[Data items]
---

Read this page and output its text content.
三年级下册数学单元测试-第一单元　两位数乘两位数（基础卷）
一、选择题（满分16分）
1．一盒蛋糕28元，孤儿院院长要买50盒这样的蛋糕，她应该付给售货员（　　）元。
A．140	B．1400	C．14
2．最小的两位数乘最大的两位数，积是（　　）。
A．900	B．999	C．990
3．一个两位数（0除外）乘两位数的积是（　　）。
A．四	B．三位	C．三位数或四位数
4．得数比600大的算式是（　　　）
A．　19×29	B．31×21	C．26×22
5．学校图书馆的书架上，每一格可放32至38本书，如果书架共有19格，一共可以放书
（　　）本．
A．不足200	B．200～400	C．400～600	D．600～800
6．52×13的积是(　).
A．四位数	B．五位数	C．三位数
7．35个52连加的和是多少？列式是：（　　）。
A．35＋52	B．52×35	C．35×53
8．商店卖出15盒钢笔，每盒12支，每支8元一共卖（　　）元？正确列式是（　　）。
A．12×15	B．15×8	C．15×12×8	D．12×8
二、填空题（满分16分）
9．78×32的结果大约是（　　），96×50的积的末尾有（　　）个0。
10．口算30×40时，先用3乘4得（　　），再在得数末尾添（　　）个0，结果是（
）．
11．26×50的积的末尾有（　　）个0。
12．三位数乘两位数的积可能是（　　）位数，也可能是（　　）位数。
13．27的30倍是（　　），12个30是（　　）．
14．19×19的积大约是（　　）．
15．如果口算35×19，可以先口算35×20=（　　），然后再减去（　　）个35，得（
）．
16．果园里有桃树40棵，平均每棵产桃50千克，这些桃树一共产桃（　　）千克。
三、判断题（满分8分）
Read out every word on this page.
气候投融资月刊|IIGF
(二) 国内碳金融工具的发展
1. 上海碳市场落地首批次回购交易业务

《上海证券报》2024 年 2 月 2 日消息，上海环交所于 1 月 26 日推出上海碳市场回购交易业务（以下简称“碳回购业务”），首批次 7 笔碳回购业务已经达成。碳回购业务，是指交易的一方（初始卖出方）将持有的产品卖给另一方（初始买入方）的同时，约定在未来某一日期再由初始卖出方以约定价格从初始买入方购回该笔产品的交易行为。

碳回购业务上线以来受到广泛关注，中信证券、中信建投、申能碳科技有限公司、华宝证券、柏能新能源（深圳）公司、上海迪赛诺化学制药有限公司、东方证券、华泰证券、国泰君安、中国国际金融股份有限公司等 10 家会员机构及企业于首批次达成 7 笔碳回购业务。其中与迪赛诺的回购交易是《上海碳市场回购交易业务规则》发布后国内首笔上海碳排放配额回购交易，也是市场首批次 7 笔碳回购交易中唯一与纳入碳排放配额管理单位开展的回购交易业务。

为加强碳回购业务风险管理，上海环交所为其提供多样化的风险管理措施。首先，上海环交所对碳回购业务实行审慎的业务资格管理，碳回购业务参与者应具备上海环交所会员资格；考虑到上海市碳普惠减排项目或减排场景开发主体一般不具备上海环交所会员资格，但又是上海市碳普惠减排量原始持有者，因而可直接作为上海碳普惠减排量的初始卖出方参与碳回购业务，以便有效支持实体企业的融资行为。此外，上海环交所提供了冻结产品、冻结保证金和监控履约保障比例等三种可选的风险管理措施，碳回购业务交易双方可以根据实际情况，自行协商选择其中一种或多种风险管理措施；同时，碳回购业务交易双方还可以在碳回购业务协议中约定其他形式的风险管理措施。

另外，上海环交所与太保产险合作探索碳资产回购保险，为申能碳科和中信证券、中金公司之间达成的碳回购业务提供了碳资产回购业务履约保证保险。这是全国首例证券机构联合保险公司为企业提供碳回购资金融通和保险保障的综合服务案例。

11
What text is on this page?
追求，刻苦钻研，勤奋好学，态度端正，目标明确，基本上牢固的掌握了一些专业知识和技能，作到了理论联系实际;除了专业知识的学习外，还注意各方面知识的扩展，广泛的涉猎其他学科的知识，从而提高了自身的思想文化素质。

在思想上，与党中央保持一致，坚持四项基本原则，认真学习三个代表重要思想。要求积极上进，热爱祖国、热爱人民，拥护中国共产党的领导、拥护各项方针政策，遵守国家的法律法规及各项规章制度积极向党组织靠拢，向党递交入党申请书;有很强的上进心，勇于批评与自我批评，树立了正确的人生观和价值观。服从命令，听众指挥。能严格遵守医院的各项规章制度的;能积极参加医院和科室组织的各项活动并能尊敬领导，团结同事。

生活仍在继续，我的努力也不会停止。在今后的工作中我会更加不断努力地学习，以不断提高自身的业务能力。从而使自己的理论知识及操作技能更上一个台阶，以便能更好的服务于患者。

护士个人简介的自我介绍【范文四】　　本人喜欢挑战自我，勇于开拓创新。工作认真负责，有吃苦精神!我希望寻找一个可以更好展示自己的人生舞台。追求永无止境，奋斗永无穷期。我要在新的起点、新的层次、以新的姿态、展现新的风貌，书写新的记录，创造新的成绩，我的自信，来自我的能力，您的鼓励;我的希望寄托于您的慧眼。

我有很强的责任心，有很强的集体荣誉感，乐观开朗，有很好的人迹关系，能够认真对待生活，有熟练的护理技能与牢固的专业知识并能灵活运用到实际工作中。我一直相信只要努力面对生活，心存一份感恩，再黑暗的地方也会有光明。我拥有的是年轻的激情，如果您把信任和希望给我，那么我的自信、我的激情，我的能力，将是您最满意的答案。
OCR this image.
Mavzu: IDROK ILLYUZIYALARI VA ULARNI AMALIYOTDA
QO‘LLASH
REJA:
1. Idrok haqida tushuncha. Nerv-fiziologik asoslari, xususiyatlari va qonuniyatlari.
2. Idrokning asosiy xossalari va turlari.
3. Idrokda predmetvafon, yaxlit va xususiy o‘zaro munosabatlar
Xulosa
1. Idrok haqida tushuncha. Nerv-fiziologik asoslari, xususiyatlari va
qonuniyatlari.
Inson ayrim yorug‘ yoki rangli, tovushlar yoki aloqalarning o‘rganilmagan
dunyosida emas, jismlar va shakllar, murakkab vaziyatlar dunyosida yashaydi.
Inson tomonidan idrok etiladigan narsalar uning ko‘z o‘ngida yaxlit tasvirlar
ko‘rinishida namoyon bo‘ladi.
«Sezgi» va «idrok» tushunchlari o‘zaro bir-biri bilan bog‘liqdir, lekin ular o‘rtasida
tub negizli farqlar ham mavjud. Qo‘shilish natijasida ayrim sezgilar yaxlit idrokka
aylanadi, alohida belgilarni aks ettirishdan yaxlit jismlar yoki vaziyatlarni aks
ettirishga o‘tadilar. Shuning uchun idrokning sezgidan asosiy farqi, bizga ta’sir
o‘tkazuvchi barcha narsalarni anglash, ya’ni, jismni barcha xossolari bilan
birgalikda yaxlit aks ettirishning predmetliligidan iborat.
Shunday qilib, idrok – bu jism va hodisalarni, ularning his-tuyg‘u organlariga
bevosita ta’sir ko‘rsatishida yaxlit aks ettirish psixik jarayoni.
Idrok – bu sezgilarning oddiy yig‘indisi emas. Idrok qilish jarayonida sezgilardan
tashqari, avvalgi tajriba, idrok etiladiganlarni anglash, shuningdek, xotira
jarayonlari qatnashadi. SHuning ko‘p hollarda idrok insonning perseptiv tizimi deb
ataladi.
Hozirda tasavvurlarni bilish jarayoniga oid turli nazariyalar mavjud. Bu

---

Repeat the records above exactly, leaving none out.

Result of this exercise:
Read this page and output its text content.
三年级下册数学单元测试-第一单元　两位数乘两位数（基础卷）
一、选择题（满分16分）
1．一盒蛋糕28元，孤儿院院长要买50盒这样的蛋糕，她应该付给售货员（　　）元。
A．140	B．1400	C．14
2．最小的两位数乘最大的两位数，积是（　　）。
A．900	B．999	C．990
3．一个两位数（0除外）乘两位数的积是（　　）。
A．四	B．三位	C．三位数或四位数
4．得数比600大的算式是（　　　）
A．　19×29	B．31×21	C．26×22
5．学校图书馆的书架上，每一格可放32至38本书，如果书架共有19格，一共可以放书
（　　）本．
A．不足200	B．200～400	C．400～600	D．600～800
6．52×13的积是(　).
A．四位数	B．五位数	C．三位数
7．35个52连加的和是多少？列式是：（　　）。
A．35＋52	B．52×35	C．35×53
8．商店卖出15盒钢笔，每盒12支，每支8元一共卖（　　）元？正确列式是（　　）。
A．12×15	B．15×8	C．15×12×8	D．12×8
二、填空题（满分16分）
9．78×32的结果大约是（　　），96×50的积的末尾有（　　）个0。
10．口算30×40时，先用3乘4得（　　），再在得数末尾添（　　）个0，结果是（
）．
11．26×50的积的末尾有（　　）个0。
12．三位数乘两位数的积可能是（　　）位数，也可能是（　　）位数。
13．27的30倍是（　　），12个30是（　　）．
14．19×19的积大约是（　　）．
15．如果口算35×19，可以先口算35×20=（　　），然后再减去（　　）个35，得（
）．
16．果园里有桃树40棵，平均每棵产桃50千克，这些桃树一共产桃（　　）千克。
三、判断题（满分8分）
Read out every word on this page.
气候投融资月刊|IIGF
(二) 国内碳金融工具的发展
1. 上海碳市场落地首批次回购交易业务

《上海证券报》2024 年 2 月 2 日消息，上海环交所于 1 月 26 日推出上海碳市场回购交易业务（以下简称“碳回购业务”），首批次 7 笔碳回购业务已经达成。碳回购业务，是指交易的一方（初始卖出方）将持有的产品卖给另一方（初始买入方）的同时，约定在未来某一日期再由初始卖出方以约定价格从初始买入方购回该笔产品的交易行为。

碳回购业务上线以来受到广泛关注，中信证券、中信建投、申能碳科技有限公司、华宝证券、柏能新能源（深圳）公司、上海迪赛诺化学制药有限公司、东方证券、华泰证券、国泰君安、中国国际金融股份有限公司等 10 家会员机构及企业于首批次达成 7 笔碳回购业务。其中与迪赛诺的回购交易是《上海碳市场回购交易业务规则》发布后国内首笔上海碳排放配额回购交易，也是市场首批次 7 笔碳回购交易中唯一与纳入碳排放配额管理单位开展的回购交易业务。

为加强碳回购业务风险管理，上海环交所为其提供多样化的风险管理措施。首先，上海环交所对碳回购业务实行审慎的业务资格管理，碳回购业务参与者应具备上海环交所会员资格；考虑到上海市碳普惠减排项目或减排场景开发主体一般不具备上海环交所会员资格，但又是上海市碳普惠减排量原始持有者，因而可直接作为上海碳普惠减排量的初始卖出方参与碳回购业务，以便有效支持实体企业的融资行为。此外，上海环交所提供了冻结产品、冻结保证金和监控履约保障比例等三种可选的风险管理措施，碳回购业务交易双方可以根据实际情况，自行协商选择其中一种或多种风险管理措施；同时，碳回购业务交易双方还可以在碳回购业务协议中约定其他形式的风险管理措施。

另外，上海环交所与太保产险合作探索碳资产回购保险，为申能碳科和中信证券、中金公司之间达成的碳回购业务提供了碳资产回购业务履约保证保险。这是全国首例证券机构联合保险公司为企业提供碳回购资金融通和保险保障的综合服务案例。

11
What text is on this page?
追求，刻苦钻研，勤奋好学，态度端正，目标明确，基本上牢固的掌握了一些专业知识和技能，作到了理论联系实际;除了专业知识的学习外，还注意各方面知识的扩展，广泛的涉猎其他学科的知识，从而提高了自身的思想文化素质。

在思想上，与党中央保持一致，坚持四项基本原则，认真学习三个代表重要思想。要求积极上进，热爱祖国、热爱人民，拥护中国共产党的领导、拥护各项方针政策，遵守国家的法律法规及各项规章制度积极向党组织靠拢，向党递交入党申请书;有很强的上进心，勇于批评与自我批评，树立了正确的人生观和价值观。服从命令，听众指挥。能严格遵守医院的各项规章制度的;能积极参加医院和科室组织的各项活动并能尊敬领导，团结同事。

生活仍在继续，我的努力也不会停止。在今后的工作中我会更加不断努力地学习，以不断提高自身的业务能力。从而使自己的理论知识及操作技能更上一个台阶，以便能更好的服务于患者。

护士个人简介的自我介绍【范文四】　　本人喜欢挑战自我，勇于开拓创新。工作认真负责，有吃苦精神!我希望寻找一个可以更好展示自己的人生舞台。追求永无止境，奋斗永无穷期。我要在新的起点、新的层次、以新的姿态、展现新的风貌，书写新的记录，创造新的成绩，我的自信，来自我的能力，您的鼓励;我的希望寄托于您的慧眼。

我有很强的责任心，有很强的集体荣誉感，乐观开朗，有很好的人迹关系，能够认真对待生活，有熟练的护理技能与牢固的专业知识并能灵活运用到实际工作中。我一直相信只要努力面对生活，心存一份感恩，再黑暗的地方也会有光明。我拥有的是年轻的激情，如果您把信任和希望给我，那么我的自信、我的激情，我的能力，将是您最满意的答案。
OCR this image.
Mavzu: IDROK ILLYUZIYALARI VA ULARNI AMALIYOTDA
QO‘LLASH
REJA:
1. Idrok haqida tushuncha. Nerv-fiziologik asoslari, xususiyatlari va qonuniyatlari.
2. Idrokning asosiy xossalari va turlari.
3. Idrokda predmetvafon, yaxlit va xususiy o‘zaro munosabatlar
Xulosa
1. Idrok haqida tushuncha. Nerv-fiziologik asoslari, xususiyatlari va
qonuniyatlari.
Inson ayrim yorug‘ yoki rangli, tovushlar yoki aloqalarning o‘rganilmagan
dunyosida emas, jismlar va shakllar, murakkab vaziyatlar dunyosida yashaydi.
Inson tomonidan idrok etiladigan narsalar uning ko‘z o‘ngida yaxlit tasvirlar
ko‘rinishida namoyon bo‘ladi.
«Sezgi» va «idrok» tushunchlari o‘zaro bir-biri bilan bog‘liqdir, lekin ular o‘rtasida
tub negizli farqlar ham mavjud. Qo‘shilish natijasida ayrim sezgilar yaxlit idrokka
aylanadi, alohida belgilarni aks ettirishdan yaxlit jismlar yoki vaziyatlarni aks
ettirishga o‘tadilar. Shuning uchun idrokning sezgidan asosiy farqi, bizga ta’sir
o‘tkazuvchi barcha narsalarni anglash, ya’ni, jismni barcha xossolari bilan
birgalikda yaxlit aks ettirishning predmetliligidan iborat.
Shunday qilib, idrok – bu jism va hodisalarni, ularning his-tuyg‘u organlariga
bevosita ta’sir ko‘rsatishida yaxlit aks ettirish psixik jarayoni.
Idrok – bu sezgilarning oddiy yig‘indisi emas. Idrok qilish jarayonida sezgilardan
tashqari, avvalgi tajriba, idrok etiladiganlarni anglash, shuningdek, xotira
jarayonlari qatnashadi. SHuning ko‘p hollarda idrok insonning perseptiv tizimi deb
ataladi.
Hozirda tasavvurlarni bilish jarayoniga oid turli nazariyalar mavjud. Bu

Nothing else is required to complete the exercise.